===== Information shown
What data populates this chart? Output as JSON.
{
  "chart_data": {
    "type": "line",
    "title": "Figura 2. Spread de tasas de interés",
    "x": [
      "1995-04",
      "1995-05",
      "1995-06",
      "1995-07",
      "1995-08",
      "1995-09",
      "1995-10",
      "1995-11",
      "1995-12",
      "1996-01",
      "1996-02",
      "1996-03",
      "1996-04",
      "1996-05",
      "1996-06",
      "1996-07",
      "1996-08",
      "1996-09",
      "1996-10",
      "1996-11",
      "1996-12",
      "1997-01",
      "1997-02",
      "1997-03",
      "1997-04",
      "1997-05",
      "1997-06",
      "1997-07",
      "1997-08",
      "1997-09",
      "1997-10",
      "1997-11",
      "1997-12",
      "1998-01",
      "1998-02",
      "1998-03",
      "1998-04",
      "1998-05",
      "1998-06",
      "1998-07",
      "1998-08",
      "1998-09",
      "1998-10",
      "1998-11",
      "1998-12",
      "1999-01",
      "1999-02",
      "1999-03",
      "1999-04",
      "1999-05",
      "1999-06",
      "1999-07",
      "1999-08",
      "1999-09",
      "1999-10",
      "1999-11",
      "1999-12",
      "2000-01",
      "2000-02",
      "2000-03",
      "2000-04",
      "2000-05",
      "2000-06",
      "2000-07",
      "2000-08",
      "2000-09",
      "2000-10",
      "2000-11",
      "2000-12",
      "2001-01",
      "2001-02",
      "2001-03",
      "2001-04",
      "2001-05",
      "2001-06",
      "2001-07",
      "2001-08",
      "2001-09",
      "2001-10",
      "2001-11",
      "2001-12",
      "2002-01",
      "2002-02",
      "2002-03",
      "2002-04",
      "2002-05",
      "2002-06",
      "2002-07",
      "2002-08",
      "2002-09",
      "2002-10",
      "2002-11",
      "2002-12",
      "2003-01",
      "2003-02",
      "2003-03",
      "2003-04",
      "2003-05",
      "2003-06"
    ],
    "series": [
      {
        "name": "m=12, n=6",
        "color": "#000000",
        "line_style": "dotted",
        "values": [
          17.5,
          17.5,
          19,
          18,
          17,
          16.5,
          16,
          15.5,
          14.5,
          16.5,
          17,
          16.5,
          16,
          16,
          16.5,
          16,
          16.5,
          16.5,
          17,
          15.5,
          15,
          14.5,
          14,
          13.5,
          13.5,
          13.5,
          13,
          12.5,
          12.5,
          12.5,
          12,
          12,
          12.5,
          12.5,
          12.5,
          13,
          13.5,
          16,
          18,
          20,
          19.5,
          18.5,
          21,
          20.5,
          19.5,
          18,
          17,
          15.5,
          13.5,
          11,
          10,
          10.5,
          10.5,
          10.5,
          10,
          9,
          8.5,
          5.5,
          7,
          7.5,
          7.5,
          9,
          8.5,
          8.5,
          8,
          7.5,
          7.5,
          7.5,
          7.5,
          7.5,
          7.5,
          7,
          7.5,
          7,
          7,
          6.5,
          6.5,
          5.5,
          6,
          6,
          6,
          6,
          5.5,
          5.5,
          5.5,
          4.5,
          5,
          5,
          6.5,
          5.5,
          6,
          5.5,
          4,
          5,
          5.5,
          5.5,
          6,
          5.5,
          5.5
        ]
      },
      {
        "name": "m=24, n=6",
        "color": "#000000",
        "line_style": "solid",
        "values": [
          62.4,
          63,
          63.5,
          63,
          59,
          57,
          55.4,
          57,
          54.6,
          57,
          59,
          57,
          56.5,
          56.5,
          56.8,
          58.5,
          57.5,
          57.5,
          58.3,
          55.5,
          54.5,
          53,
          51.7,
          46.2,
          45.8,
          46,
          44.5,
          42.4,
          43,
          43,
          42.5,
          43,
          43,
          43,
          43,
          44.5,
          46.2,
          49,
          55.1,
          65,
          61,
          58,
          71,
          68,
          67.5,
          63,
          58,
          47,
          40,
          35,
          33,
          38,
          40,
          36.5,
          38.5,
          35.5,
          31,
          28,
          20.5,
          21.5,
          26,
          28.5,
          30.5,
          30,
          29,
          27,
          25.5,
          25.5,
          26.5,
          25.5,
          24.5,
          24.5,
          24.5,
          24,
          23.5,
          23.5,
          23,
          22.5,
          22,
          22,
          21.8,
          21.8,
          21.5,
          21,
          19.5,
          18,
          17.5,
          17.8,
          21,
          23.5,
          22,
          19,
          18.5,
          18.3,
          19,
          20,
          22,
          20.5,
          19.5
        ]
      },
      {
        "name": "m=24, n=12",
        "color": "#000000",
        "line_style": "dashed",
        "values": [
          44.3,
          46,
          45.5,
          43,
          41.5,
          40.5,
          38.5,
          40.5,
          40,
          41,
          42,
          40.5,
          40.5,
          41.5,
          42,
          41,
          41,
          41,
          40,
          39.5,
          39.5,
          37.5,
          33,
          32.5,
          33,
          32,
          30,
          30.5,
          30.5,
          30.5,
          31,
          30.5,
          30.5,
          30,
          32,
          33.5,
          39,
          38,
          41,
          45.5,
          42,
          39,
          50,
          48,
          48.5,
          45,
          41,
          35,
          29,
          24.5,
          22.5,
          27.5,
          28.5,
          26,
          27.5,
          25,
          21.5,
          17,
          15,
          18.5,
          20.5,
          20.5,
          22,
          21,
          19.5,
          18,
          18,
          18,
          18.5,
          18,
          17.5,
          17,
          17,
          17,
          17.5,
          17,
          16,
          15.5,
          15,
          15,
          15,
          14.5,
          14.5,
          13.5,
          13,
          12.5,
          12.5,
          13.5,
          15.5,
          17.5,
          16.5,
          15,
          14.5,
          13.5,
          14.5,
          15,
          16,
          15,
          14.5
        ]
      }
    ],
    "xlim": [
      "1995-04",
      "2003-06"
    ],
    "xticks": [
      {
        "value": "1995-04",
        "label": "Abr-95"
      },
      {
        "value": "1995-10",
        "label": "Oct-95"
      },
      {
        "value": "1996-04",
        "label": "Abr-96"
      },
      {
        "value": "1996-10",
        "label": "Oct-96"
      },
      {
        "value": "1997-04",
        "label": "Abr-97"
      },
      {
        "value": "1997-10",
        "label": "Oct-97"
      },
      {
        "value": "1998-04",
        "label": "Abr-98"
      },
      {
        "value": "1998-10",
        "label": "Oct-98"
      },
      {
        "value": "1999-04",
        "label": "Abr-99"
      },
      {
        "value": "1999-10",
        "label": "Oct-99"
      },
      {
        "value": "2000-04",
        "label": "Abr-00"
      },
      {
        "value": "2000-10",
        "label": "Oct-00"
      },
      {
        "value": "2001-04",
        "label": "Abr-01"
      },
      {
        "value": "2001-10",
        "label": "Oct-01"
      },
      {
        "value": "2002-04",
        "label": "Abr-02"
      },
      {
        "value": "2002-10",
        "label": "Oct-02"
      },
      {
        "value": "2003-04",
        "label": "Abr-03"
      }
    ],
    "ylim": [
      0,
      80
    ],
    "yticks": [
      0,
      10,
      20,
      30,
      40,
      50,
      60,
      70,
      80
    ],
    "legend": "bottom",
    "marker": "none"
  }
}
==========
• _Written exercise_: Quote the material exactly, leaving nothing out.

• _Exercise response_:
What data populates this chart? Output as JSON.
{
  "chart_data": {
    "type": "line",
    "title": "Figura 2. Spread de tasas de interés",
    "x": [
      "1995-04",
      "1995-05",
      "1995-06",
      "1995-07",
      "1995-08",
      "1995-09",
      "1995-10",
      "1995-11",
      "1995-12",
      "1996-01",
      "1996-02",
      "1996-03",
      "1996-04",
      "1996-05",
      "1996-06",
      "1996-07",
      "1996-08",
      "1996-09",
      "1996-10",
      "1996-11",
      "1996-12",
      "1997-01",
      "1997-02",
      "1997-03",
      "1997-04",
      "1997-05",
      "1997-06",
      "1997-07",
      "1997-08",
      "1997-09",
      "1997-10",
      "1997-11",
      "1997-12",
      "1998-01",
      "1998-02",
      "1998-03",
      "1998-04",
      "1998-05",
      "1998-06",
      "1998-07",
      "1998-08",
      "1998-09",
      "1998-10",
      "1998-11",
      "1998-12",
      "1999-01",
      "1999-02",
      "1999-03",
      "1999-04",
      "1999-05",
      "1999-06",
      "1999-07",
      "1999-08",
      "1999-09",
      "1999-10",
      "1999-11",
      "1999-12",
      "2000-01",
      "2000-02",
      "2000-03",
      "2000-04",
      "2000-05",
      "2000-06",
      "2000-07",
      "2000-08",
      "2000-09",
      "2000-10",
      "2000-11",
      "2000-12",
      "2001-01",
      "2001-02",
      "2001-03",
      "2001-04",
      "2001-05",
      "2001-06",
      "2001-07",
      "2001-08",
      "2001-09",
      "2001-10",
      "2001-11",
      "2001-12",
      "2002-01",
      "2002-02",
      "2002-03",
      "2002-04",
      "2002-05",
      "2002-06",
      "2002-07",
      "2002-08",
      "2002-09",
      "2002-10",
      "2002-11",
      "2002-12",
      "2003-01",
      "2003-02",
      "2003-03",
      "2003-04",
      "2003-05",
      "2003-06"
    ],
    "series": [
      {
        "name": "m=12, n=6",
        "color": "#000000",
        "line_style": "dotted",
        "values": [
          17.5,
          17.5,
          19,
          18,
          17,
          16.5,
          16,
          15.5,
          14.5,
          16.5,
          17,
          16.5,
          16,
          16,
          16.5,
          16,
          16.5,
          16.5,
          17,
          15.5,
          15,
          14.5,
          14,
          13.5,
          13.5,
          13.5,
          13,
          12.5,
          12.5,
          12.5,
          12,
          12,
          12.5,
          12.5,
          12.5,
          13,
          13.5,
          16,
          18,
          20,
          19.5,
          18.5,
          21,
          20.5,
          19.5,
          18,
          17,
          15.5,
          13.5,
          11,
          10,
          10.5,
          10.5,
          10.5,
          10,
          9,
          8.5,
          5.5,
          7,
          7.5,
          7.5,
          9,
          8.5,
          8.5,
          8,
          7.5,
          7.5,
          7.5,
          7.5,
          7.5,
          7.5,
          7,
          7.5,
          7,
          7,
          6.5,
          6.5,
          5.5,
          6,
          6,
          6,
          6,
          5.5,
          5.5,
          5.5,
          4.5,
          5,
          5,
          6.5,
          5.5,
          6,
          5.5,
          4,
          5,
          5.5,
          5.5,
          6,
          5.5,
          5.5
        ]
      },
      {
        "name": "m=24, n=6",
        "color": "#000000",
        "line_style": "solid",
        "values": [
          62.4,
          63,
          63.5,
          63,
          59,
          57,
          55.4,
          57,
          54.6,
          57,
          59,
          57,
          56.5,
          56.5,
          56.8,
          58.5,
          57.5,
          57.5,
          58.3,
          55.5,
          54.5,
          53,
          51.7,
          46.2,
          45.8,
          46,
          44.5,
          42.4,
          43,
          43,
          42.5,
          43,
          43,
          43,
          43,
          44.5,
          46.2,
          49,
          55.1,
          65,
          61,
          58,
          71,
          68,
          67.5,
          63,
          58,
          47,
          40,
          35,
          33,
          38,
          40,
          36.5,
          38.5,
          35.5,
          31,
          28,
          20.5,
          21.5,
          26,
          28.5,
          30.5,
          30,
          29,
          27,
          25.5,
          25.5,
          26.5,
          25.5,
          24.5,
          24.5,
          24.5,
          24,
          23.5,
          23.5,
          23,
          22.5,
          22,
          22,
          21.8,
          21.8,
          21.5,
          21,
          19.5,
          18,
          17.5,
          17.8,
          21,
          23.5,
          22,
          19,
          18.5,
          18.3,
          19,
          20,
          22,
          20.5,
          19.5
        ]
      },
      {
        "name": "m=24, n=12",
        "color": "#000000",
        "line_style": "dashed",
        "values": [
          44.3,
          46,
          45.5,
          43,
          41.5,
          40.5,
          38.5,
          40.5,
          40,
          41,
          42,
          40.5,
          40.5,
          41.5,
          42,
          41,
          41,
          41,
          40,
          39.5,
          39.5,
          37.5,
          33,
          32.5,
          33,
          32,
          30,
          30.5,
          30.5,
          30.5,
          31,
          30.5,
          30.5,
          30,
          32,
          33.5,
          39,
          38,
          41,
          45.5,
          42,
          39,
          50,
          48,
          48.5,
          45,
          41,
          35,
          29,
          24.5,
          22.5,
          27.5,
          28.5,
          26,
          27.5,
          25,
          21.5,
          17,
          15,
          18.5,
          20.5,
          20.5,
          22,
          21,
          19.5,
          18,
          18,
          18,
          18.5,
          18,
          17.5,
          17,
          17,
          17,
          17.5,
          17,
          16,
          15.5,
          15,
          15,
          15,
          14.5,
          14.5,
          13.5,
          13,
          12.5,
          12.5,
          13.5,
          15.5,
          17.5,
          16.5,
          15,
          14.5,
          13.5,
          14.5,
          15,
          16,
          15,
          14.5
        ]
      }
    ],
    "xlim": [
      "1995-04",
      "2003-06"
    ],
    "xticks": [
      {
        "value": "1995-04",
        "label": "Abr-95"
      },
      {
        "value": "1995-10",
        "label": "Oct-95"
      },
      {
        "value": "1996-04",
        "label": "Abr-96"
      },
      {
        "value": "1996-10",
        "label": "Oct-96"
      },
      {
        "value": "1997-04",
        "label": "Abr-97"
      },
      {
        "value": "1997-10",
        "label": "Oct-97"
      },
      {
        "value": "1998-04",
        "label": "Abr-98"
      },
      {
        "value": "1998-10",
        "label": "Oct-98"
      },
      {
        "value": "1999-04",
        "label": "Abr-99"
      },
      {
        "value": "1999-10",
        "label": "Oct-99"
      },
      {
        "value": "2000-04",
        "label": "Abr-00"
      },
      {
        "value": "2000-10",
        "label": "Oct-00"
      },
      {
        "value": "2001-04",
        "label": "Abr-01"
      },
      {
        "value": "2001-10",
        "label": "Oct-01"
      },
      {
        "value": "2002-04",
        "label": "Abr-02"
      },
      {
        "value": "2002-10",
        "label": "Oct-02"
      },
      {
        "value": "2003-04",
        "label": "Abr-03"
      }
    ],
    "ylim": [
      0,
      80
    ],
    "yticks": [
      0,
      10,
      20,
      30,
      40,
      50,
      60,
      70,
      80
    ],
    "legend": "bottom",
    "marker": "none"
  }
}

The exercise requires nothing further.